┌──

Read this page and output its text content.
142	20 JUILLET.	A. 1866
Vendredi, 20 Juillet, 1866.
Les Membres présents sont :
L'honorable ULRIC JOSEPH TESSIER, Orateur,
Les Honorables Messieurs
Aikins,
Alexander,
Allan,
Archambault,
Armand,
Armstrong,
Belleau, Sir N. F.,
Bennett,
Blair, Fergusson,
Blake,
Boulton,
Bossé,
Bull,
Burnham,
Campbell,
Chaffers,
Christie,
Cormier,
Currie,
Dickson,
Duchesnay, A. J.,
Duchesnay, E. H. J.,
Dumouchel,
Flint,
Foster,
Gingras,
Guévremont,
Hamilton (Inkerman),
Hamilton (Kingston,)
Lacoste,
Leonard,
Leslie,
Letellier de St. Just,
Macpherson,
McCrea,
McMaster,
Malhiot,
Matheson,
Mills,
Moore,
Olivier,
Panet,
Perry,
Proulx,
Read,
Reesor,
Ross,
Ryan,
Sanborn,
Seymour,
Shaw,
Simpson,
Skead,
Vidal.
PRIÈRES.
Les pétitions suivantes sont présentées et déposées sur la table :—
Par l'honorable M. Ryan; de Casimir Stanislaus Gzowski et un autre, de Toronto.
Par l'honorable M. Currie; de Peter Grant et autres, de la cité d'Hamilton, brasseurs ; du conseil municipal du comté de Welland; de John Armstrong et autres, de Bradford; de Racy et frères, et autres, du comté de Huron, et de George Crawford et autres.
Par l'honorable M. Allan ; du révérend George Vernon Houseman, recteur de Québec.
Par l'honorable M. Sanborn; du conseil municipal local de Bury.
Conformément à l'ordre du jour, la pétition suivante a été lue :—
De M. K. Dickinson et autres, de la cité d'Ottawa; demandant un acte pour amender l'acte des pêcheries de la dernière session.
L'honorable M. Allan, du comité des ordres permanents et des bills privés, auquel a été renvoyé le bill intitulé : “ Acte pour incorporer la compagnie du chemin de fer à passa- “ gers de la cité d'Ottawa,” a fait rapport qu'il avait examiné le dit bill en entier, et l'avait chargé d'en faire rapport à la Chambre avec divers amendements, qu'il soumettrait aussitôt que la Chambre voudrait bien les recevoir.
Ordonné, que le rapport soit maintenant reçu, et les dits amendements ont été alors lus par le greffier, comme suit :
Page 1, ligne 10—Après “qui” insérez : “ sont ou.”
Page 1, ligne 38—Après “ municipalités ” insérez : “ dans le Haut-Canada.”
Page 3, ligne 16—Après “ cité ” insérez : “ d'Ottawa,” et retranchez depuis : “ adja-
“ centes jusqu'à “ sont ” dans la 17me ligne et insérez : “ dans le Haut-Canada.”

└──

-- Instructions to follow --
Out of the preceding entries, pull every line containing the string "insérez".

-- Solved exercise --
Page 1, ligne 10—Après “qui” insérez : “ sont ou.”
Page 1, ligne 38—Après “ municipalités ” insérez : “ dans le Haut-Canada.”
Page 3, ligne 16—Après “ cité ” insérez : “ d'Ottawa,” et retranchez depuis : “ adja-
“ centes jusqu'à “ sont ” dans la 17me ligne et insérez : “ dans le Haut-Canada.”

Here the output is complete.